Tally the lines that hold the word "feira" and reply with that figure only.

>>

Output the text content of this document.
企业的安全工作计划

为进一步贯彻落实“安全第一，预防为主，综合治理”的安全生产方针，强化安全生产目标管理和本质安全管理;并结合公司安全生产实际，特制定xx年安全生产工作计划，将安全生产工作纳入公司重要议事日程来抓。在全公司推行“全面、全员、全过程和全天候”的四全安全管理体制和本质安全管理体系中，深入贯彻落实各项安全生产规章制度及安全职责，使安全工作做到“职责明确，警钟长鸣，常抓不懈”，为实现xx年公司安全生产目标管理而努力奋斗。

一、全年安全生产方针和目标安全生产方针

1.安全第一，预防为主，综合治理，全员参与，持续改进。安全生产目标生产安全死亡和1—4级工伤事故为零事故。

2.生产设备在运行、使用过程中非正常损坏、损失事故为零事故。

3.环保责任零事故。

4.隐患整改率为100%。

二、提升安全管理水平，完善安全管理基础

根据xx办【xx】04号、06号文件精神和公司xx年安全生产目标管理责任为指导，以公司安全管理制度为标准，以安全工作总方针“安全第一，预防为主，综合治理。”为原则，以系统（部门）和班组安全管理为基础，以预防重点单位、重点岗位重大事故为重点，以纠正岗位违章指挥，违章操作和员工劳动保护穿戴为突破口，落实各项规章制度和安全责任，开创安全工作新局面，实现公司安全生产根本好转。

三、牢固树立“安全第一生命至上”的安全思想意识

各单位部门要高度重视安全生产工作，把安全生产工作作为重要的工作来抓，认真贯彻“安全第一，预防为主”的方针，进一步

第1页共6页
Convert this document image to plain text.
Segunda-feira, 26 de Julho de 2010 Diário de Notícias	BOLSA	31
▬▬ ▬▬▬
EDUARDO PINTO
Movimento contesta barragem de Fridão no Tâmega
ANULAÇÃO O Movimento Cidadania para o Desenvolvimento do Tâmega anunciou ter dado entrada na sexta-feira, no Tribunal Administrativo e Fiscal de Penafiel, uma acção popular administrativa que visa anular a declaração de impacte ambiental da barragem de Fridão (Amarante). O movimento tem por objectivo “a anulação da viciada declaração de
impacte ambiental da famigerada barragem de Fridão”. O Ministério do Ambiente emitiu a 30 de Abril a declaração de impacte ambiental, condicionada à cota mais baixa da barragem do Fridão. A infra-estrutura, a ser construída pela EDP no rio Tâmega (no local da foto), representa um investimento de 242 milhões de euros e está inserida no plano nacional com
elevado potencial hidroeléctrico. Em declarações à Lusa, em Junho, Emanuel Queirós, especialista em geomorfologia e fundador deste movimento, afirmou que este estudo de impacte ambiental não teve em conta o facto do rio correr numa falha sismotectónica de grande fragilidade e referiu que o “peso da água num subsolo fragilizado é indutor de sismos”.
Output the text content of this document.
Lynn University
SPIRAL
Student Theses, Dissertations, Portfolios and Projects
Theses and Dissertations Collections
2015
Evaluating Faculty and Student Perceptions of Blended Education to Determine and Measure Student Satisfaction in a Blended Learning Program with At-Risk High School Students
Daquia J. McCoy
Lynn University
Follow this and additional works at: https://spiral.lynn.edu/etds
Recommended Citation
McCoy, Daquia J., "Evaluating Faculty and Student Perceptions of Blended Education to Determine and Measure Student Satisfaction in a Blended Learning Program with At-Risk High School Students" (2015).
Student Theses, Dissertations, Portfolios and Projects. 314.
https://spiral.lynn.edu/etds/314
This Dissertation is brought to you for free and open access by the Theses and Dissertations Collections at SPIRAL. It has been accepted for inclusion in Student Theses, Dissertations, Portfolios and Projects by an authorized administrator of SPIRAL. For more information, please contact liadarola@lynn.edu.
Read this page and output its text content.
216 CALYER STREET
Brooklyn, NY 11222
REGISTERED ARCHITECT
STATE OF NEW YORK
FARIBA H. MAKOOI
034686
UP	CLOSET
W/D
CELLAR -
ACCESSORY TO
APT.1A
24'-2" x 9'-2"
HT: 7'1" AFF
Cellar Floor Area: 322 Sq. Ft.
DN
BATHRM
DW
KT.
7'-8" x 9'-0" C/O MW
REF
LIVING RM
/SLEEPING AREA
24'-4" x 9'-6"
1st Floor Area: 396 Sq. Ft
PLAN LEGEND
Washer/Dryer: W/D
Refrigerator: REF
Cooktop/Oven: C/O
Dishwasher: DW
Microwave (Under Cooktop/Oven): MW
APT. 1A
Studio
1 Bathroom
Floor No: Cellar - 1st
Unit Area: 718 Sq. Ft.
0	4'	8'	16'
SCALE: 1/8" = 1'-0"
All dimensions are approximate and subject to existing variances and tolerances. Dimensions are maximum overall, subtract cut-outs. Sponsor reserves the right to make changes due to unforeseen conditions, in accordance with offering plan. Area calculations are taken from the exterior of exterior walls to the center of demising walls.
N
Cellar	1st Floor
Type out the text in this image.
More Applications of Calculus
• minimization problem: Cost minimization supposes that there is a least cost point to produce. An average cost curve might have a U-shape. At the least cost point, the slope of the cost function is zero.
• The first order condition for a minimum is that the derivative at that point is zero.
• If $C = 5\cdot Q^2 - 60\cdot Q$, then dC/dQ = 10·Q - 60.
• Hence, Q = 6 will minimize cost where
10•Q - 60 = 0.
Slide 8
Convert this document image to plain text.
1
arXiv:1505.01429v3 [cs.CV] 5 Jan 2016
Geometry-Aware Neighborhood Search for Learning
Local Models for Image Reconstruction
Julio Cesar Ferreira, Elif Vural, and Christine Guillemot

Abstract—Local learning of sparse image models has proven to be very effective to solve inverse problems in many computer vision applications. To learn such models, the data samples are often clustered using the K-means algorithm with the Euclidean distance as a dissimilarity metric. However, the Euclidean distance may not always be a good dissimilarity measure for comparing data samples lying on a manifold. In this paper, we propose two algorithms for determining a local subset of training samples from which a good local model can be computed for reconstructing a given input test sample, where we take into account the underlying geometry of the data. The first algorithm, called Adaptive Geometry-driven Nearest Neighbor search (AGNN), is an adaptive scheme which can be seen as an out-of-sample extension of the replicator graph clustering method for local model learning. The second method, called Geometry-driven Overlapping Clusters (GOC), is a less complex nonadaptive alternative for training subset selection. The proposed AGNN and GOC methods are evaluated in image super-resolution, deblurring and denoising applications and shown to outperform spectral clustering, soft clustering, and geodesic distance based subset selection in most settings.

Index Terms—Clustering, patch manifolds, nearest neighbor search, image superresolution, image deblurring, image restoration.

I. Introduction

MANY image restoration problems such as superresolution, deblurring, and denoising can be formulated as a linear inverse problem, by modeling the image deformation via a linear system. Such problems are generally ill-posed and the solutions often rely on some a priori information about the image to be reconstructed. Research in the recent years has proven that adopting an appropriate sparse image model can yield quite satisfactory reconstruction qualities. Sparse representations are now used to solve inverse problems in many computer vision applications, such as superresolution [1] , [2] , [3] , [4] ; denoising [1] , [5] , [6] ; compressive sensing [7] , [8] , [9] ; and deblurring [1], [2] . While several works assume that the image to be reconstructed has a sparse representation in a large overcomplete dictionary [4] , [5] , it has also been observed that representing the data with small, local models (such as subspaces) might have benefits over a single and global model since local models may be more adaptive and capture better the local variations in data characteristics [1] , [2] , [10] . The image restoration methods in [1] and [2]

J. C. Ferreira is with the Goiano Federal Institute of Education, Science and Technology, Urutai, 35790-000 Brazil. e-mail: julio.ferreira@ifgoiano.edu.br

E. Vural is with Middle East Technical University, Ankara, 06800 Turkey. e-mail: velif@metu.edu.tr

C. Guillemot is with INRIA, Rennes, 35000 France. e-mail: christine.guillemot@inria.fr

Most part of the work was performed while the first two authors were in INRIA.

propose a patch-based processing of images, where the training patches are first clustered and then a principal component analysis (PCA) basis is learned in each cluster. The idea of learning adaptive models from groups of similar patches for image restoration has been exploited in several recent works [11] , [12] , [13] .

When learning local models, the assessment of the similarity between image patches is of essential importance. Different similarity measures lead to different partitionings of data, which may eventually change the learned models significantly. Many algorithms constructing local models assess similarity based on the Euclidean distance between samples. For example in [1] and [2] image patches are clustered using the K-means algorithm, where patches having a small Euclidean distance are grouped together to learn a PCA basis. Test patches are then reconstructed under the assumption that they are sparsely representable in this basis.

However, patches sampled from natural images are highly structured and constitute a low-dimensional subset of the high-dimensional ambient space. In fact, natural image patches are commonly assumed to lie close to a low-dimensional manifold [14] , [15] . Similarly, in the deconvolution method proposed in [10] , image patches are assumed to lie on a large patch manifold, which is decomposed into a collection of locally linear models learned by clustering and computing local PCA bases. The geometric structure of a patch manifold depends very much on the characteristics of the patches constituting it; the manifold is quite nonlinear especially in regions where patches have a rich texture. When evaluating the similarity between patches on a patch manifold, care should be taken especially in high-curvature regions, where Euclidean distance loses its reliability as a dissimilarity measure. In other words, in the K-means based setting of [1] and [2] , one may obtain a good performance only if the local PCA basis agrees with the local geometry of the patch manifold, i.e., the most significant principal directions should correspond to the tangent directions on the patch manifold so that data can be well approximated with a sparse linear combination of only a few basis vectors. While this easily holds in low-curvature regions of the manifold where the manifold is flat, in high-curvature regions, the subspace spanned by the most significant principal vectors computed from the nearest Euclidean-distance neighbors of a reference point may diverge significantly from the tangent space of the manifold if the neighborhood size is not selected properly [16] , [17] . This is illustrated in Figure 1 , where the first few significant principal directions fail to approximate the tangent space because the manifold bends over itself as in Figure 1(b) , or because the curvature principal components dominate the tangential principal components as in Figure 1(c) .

<<

* [REPLY]: 2